> _Short problem A_: In the regression activity, how many individuals and albums does the synthetic dataset of reviews cover?
> _Short problem B_: Rewrite the regression activity's paragraph that begins "This activity will use regression models" as a short bulleted list that keeps its main facts.
> _Short problem C_: Extend the regression activity on album recommendations, picking up right after its last sentence.

> _Extract_:
________________________
###  Colab Activity 19.1: Regression Models for Prediction

**Expected Time = 60 minutes**


This activity will use regression models to provide scores for unseen content (albums).  Using these scores, you can make recommendations for unheard albums to users. You are also given similar information as to that from the lecture in terms of *lofi* and *slick* scores for each artist.

#### Index

- [Problem 1](#-Problem-1)
- [Problem 2](#-Problem-2)
- [Problem 3](#-Problem-3)
- [Problem 4](#-Problem-4)
- [Problem 5](#-Problem-5)

In [3]:
import os
import matplotlib.pyplot as plt
import pandas as pd
import numpy as np

from sklearn.linear_model import LinearRegression

#### Our Data

This example uses a synthetic dataset of reviews from five individuals and five albums.  The dataset is loaded and displayed below. Two additional columns `lofi` and `slick` are included to rate the nature of the music.


In [4]:
reviews = pd.read_csv('data/sample_reviews.csv', index_col=0)

In [5]:
reviews.head()

Unnamed: 0,Alfred,Mandy,Lenny,Joan,Tino,slick,lofi
Michael Jackson,3.0,,2.0,3.0,1.0,8,2
Clint Black,4.0,9.0,5.0,,1.0,8,2
Dropdead,,,8.0,9.0,,2,9
Anti-Cimex,4.0,3.0,9.0,4.0,9.0,2,10
Cardi B,4.0,8.0,,9.0,5.0,9,3


[Back to top](#-Index)

### Problem 1

#### Considering Alfred

Define `X` to contain only the `slick` and `lofi` columns of the `reviews` dataframe, with rows where the `Alfred` column had missing values removed. Define `y`  as a new series y that contains the non-missing values from the `Alfred` column in the `reviews` dataframe.
________________________
> _Region annotation records_:

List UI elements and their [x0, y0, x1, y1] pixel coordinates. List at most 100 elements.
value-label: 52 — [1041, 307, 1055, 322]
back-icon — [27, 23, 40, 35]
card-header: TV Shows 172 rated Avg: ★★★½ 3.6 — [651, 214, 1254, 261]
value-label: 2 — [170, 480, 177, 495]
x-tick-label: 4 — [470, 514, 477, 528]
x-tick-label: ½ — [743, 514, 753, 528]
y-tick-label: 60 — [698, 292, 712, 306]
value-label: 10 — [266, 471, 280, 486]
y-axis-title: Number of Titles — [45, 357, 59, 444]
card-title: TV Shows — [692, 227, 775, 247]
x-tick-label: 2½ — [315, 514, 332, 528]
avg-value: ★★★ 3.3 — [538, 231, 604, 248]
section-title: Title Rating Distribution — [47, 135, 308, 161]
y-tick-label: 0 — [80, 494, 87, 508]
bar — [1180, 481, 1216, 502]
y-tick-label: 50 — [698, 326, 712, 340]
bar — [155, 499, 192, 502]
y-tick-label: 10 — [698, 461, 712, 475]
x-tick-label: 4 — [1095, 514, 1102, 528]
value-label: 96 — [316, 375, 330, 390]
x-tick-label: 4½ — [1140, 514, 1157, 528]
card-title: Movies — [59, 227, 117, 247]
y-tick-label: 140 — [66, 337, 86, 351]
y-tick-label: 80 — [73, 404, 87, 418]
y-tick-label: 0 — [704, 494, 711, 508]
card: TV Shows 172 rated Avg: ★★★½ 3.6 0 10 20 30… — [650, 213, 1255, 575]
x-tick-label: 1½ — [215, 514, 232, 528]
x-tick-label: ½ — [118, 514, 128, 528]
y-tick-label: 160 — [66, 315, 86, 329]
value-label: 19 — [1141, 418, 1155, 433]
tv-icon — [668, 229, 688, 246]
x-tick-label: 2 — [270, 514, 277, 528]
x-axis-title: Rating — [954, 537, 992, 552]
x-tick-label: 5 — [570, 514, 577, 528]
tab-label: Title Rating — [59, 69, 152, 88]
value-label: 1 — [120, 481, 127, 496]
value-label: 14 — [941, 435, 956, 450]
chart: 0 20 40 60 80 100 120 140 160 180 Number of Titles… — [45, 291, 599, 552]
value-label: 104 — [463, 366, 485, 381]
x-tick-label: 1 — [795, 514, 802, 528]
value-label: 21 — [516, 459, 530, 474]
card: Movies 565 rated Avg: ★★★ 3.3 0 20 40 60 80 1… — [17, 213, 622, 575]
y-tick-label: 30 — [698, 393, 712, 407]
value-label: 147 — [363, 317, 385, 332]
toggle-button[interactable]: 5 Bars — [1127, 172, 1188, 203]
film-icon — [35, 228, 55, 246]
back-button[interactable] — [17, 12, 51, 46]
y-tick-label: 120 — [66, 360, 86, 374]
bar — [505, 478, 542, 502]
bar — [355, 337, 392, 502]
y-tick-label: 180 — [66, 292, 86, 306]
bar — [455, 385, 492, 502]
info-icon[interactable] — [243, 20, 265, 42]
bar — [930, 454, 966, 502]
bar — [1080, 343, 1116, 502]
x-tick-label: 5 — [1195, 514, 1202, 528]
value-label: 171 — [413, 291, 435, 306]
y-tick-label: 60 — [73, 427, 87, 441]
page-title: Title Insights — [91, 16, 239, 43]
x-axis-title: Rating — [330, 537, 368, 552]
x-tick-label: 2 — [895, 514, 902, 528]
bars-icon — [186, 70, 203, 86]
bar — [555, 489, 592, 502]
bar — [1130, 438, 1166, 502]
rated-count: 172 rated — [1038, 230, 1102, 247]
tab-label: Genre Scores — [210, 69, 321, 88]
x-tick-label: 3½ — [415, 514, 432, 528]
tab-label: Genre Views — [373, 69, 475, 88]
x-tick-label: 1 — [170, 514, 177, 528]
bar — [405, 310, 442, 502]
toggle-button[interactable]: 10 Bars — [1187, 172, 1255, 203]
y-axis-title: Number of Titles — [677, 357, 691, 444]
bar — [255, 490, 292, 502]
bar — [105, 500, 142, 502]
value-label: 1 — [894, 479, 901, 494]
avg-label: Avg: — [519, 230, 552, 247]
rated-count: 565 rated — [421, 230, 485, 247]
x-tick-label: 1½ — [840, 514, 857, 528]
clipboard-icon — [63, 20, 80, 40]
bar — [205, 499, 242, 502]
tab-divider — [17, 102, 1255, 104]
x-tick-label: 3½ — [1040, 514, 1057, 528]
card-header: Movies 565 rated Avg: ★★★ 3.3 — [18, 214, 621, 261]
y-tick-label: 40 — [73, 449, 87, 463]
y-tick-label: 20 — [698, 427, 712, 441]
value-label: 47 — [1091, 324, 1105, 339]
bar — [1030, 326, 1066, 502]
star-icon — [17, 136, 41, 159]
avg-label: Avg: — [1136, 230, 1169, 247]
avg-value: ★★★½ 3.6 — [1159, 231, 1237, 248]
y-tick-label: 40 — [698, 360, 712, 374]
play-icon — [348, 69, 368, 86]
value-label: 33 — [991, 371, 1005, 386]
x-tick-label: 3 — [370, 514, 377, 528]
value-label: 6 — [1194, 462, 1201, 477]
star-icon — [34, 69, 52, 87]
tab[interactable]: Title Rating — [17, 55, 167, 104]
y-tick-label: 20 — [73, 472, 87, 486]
________________________
> _Final answer A_: Five individuals and five albums.

> _Final answer B_:
- Regression models provide scores for unseen albums.
- These scores are used to recommend unheard albums to users.
- Lofi and slick scores are given for each artist, similar to the lecture.

> _Final answer C_:
Instantiate a new linear regression model and fit it to `X` and `y`. Assign this model to the variable `alfred_lr`.

Next, create a new dataframe `newx` that contains only the rows from the `reviews` dataframe where the `Alfred` column has missing (NaN) values. Additionally, ensure that you are selecting only the `slick` and `lofi` columns from these rows.

Finally, use the function `predict` on `alfred_lr` with argument equal to `newx` to calculate your predictions. Assign your result to `alfred_dd_predict`.


In [6]:
def get_predictions_and_coefficients(reviews_df, user, feature_columns):
    """
    Creates a content-based filtering model for a specified user and returns predictions for unrated items.

    Parameters:
    ----------
    reviews_df : pandas.DataFrame
        DataFrame containing user ratings and item features
    user : str
        The name of the user column in the reviews DataFrame
    feature_columns : list
        List of column names representing the item features (e.g., ['slick', 'lofi'])

    Returns:
    -------
    tuple
        A tuple containing three elements:
        - predictions_df: pandas.DataFrame
            DataFrame with unrated items and their predicted ratings
        - user_coefficients: numpy.ndarray
            The learned coefficients (user factors) representing the user's preferences
        - intercept: float
            The intercept term from the linear regression model

    Examples:
    --------
    >>> predictions_df, coef, intercept = get_predictions_and_coefficients(
    ...     reviews, 'Alfred', ['slick', 'lofi'])
    >>> print(f"Alfred's preferences: {dict(zip(['slick', 'lofi'], coef))}")
    >>> print(f"Intercept: {intercept}")
    >>> print(predictions_df.sort_values('predicted_rating', ascending=False).head())
    """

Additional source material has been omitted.